Archive for March, 2008

Finding and Fixing Strange Rails Bugs (or, How I Wasted My Afternoon)

March 13, 2008

Rails is a great framework, but sometimes bugs can be incredibly tricky to track down. Case in point, I spent a significant portion of yesterday tracking down a very strange bug. I’ll post the resolution – but perhaps of more general interest, I’ll outline some tips that you can use when tracking down Rails issues (or really, any issues). These tips may be obvious, but sometimes in my desire to quickly fix a bug, I forget the most basic rules of debugging.
Short Story: Ruby Classifier requires ‘mathn’. As it turns out, requiring ‘mathn’ breaks redirect behavior in Rails. Check out Rails ticket 5433 for more info and a workaround.
(Very) Long Story:
The initial behavior I noticed was that one integration test was failing. The integration test was doing the following


post_via_redirect '/account/login', options
assert_response :success

And was failing with the following error:
Expected response to be a , but was <302>
Not so weird in itself, but the bug only appeared when I ran the tests using autotest. When I ran the test via rake test:integration, everything worked. I looked at the test and the controller and everything seemed normal (and I hadn’t changed anything in the test or in the controller lately), so I started to dig in deeper.
Tip 1: Isolate the changes. My first step was to use svn to track down the exact revision that had caused the bug (I hadn’t caught the bug before checking in because I had been testing using rake, not autotest). Luckily, this is pretty simple – just keep performing svn update -r REVISION_NUM and running the test until you find the revision that causes the test to fail (I wish I had a tool to do this automatically…).

**Problem 1**
Answer these questions about the Rails debugging post:
(a) Which library does Ruby Classifier require?
(b) Which Rails ticket does the post give for more information and a workaround?
(c) With which command did the failing integration test pass?
**Problem 2**
Output the part of the Rails debugging post from "Rails is a great" to "rules of debugging.".

**Extracted data**
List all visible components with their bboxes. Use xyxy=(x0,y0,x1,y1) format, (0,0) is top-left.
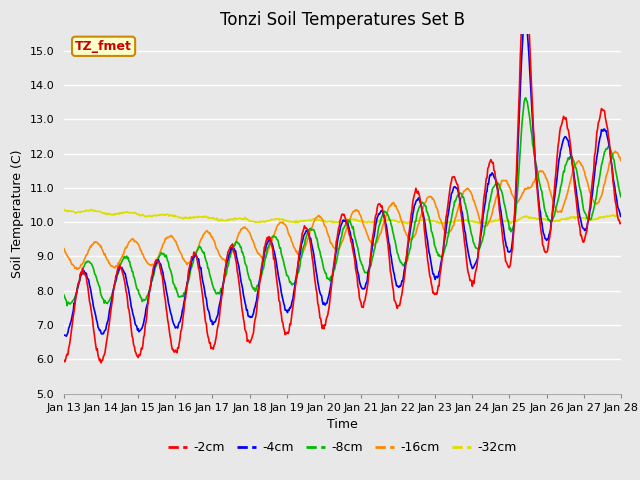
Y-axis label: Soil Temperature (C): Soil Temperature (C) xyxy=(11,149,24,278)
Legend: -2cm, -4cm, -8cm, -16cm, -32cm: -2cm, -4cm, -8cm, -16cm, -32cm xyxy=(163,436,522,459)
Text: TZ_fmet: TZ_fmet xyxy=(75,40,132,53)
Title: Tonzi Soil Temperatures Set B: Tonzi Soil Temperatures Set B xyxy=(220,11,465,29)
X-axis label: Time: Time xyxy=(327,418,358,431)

**Full response 1**
(a) 'mathn'
(b) Rails ticket 5433
(c) rake test:integration

**Full response 2**
Rails is a great framework, but sometimes bugs can be incredibly tricky to track down. Case in point, I spent a significant portion of yesterday tracking down a very strange bug. I’ll post the resolution – but perhaps of more general interest, I’ll outline some tips that you can use when tracking down Rails issues (or really, any issues). These tips may be obvious, but sometimes in my desire to quickly fix a bug, I forget the most basic rules of debugging.